* _What you need to do_
Repeat the passage on pension liberation scams word for word, between "It was hoped" and "usually unregulated investments.", inclusive.

Industry experts report that so-called “pension liberation” scams are already taking advantage of government proposals to give people more freedom with their pension pots from next year.
The changes unveiled by Chancellor George Osborne in March will give savers the freedom from next April to take their whole pension as a lump sum from age 55, with 25 per cent of the fund tax-free and the remainder taxed at their marginal rate. Anything taken above the 25 per cent tax-free cash is currently taxed at 55 per cent.
It was hoped that the changes would undermine the tactics employed by pension liberation scams. But industry insiders say the opposite appears to be happening as the firms play on consumer confusion over the new rules.
Pension liberation firms operate by persuading savers that they can boost their finances by giving them early access to their pensions. The earliest age at which cash can be taken from pension pots is 55, except in circumstances such as ill health.
But these firms circumvent those rules by telling people to transfer their pension to a separate scheme. That scheme then gives the saver a loan of half the fund that’s been transferred and the remainder is invested in risky, illiquid and usually unregulated investments.
The prospect of heavy losses is compounded by a 55 per cent HMRC penalty for an unauthorised payment, with another 15 per cent or so of the total transferred being taken in fees. The plight of the victim is made worse by the fact that they are unlikely to have recourse to either the Financial Ombudsman Service or the Financial Services Compensation Scheme.
The firms have succeeded in persuading thousands of people to take cash out of their pensions prematurely in recent years despite warnings from the City watchdog and HMRC and an attempt to have the practice outlawed.
And experts believe the firms are using the Budget changes to legitimise their offer and to claim early access to pensions is now legal.
Margaret Snowdon, director at JLT Group and chair of the Pension Liberation Industry Group, has reported signs of increased activity among the firms. She suggested that the reforms could result in more people being tempted into pension liberation schemes.
Malcolm McLean, senior consultant at Barnett Waddingham, said: “I fear that the general freedom to take all the money out of the pension pot in cash risks more individuals being targeted by fraudsters and encourages them to transfer their funds to a new scheme, often overseas, which will impose very high charges on them.
“Although from 2015 there will be no extra tax penalty on the member for doing this, there is still the real risk of them losing a substantial part, if not all of their money, in the process.”
While savers aged 55 or over will be able to take more money out of their pensions from next April, pension liberation firms will continue to target those below that age.
“The scam in its basic form involves individuals being encouraged to transfer out their pension savings on the promise that the receiving scheme will allow them to access their savings before age 55,” McLean said. “With a few exceptions, access to pension savings in cash under that age will still be prohibited and where it occurs it will still be treated as an illegal payment and the member penalised accordingly.”
Pension savers should be wary of any firm telling them they can take out pension cash before the age of 55. The first step is to find out whether or not the firm is authorised, by searching on www.fca.org.uk/register or calling the regulator’s consumer helpline (0800 111 6768). Victims are urged to contact Action Fraud on 0300 123 2040 or through www.actionfraud.police.uk.

* _Supplied data_
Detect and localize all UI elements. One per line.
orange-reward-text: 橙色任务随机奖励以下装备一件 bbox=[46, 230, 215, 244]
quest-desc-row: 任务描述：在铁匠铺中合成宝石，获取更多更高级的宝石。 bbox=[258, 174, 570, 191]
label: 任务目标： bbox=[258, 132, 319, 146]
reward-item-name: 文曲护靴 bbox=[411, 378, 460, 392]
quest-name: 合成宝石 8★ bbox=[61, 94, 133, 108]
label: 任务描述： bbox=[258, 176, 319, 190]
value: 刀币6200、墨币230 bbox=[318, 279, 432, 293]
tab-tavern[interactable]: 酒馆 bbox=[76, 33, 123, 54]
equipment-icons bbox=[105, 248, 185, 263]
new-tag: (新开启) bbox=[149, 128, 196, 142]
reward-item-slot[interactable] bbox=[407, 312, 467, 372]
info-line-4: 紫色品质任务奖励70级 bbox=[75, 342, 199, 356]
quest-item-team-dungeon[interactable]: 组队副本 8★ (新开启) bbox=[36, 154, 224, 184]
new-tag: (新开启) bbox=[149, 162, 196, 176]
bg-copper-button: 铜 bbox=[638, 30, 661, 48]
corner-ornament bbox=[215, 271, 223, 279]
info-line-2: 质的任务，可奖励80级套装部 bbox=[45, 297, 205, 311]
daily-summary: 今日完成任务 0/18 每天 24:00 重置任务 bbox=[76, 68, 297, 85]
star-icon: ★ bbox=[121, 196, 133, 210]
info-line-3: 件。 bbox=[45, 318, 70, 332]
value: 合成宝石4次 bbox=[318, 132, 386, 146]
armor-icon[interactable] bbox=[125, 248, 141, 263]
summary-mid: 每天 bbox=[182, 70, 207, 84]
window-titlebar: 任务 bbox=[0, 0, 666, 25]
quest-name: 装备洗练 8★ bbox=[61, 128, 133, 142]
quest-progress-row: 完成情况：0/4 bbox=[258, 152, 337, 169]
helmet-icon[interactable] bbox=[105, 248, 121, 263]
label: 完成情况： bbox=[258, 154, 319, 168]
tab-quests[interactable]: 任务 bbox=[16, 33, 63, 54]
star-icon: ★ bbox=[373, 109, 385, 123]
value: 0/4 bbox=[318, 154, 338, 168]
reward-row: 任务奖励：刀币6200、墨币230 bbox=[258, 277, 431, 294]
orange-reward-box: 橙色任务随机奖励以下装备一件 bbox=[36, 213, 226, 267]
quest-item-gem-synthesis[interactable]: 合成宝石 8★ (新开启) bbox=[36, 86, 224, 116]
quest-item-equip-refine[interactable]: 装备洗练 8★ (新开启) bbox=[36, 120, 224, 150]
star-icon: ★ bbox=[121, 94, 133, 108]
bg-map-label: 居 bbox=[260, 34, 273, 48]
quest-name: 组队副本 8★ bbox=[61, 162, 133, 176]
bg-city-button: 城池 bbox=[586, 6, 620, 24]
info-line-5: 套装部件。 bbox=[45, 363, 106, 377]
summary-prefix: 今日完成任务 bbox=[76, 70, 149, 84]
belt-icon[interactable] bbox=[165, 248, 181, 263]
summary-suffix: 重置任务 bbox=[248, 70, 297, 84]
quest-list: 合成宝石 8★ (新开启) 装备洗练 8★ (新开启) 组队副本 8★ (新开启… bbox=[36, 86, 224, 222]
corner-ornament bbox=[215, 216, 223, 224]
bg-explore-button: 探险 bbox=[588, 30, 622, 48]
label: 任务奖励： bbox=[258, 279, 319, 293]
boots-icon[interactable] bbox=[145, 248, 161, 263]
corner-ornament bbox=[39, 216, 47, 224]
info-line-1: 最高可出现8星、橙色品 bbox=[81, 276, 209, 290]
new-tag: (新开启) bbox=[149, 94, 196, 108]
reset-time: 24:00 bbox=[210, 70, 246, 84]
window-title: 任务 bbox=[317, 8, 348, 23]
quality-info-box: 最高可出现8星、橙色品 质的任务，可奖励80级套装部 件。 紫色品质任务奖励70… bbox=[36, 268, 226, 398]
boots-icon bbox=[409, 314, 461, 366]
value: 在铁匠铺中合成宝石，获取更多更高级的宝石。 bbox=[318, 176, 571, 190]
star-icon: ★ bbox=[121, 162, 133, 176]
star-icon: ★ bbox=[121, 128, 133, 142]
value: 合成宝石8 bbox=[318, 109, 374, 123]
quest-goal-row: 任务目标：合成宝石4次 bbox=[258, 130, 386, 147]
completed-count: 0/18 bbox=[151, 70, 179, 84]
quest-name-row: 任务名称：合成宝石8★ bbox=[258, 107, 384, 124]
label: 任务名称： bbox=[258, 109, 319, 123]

* _Your solution_
It was hoped that the changes would undermine the tactics employed by pension liberation scams. But industry insiders say the opposite appears to be happening as the firms play on consumer confusion over the new rules.
Pension liberation firms operate by persuading savers that they can boost their finances by giving them early access to their pensions. The earliest age at which cash can be taken from pension pots is 55, except in circumstances such as ill health.
But these firms circumvent those rules by telling people to transfer their pension to a separate scheme. That scheme then gives the saver a loan of half the fund that’s been transferred and the remainder is invested in risky, illiquid and usually unregulated investments.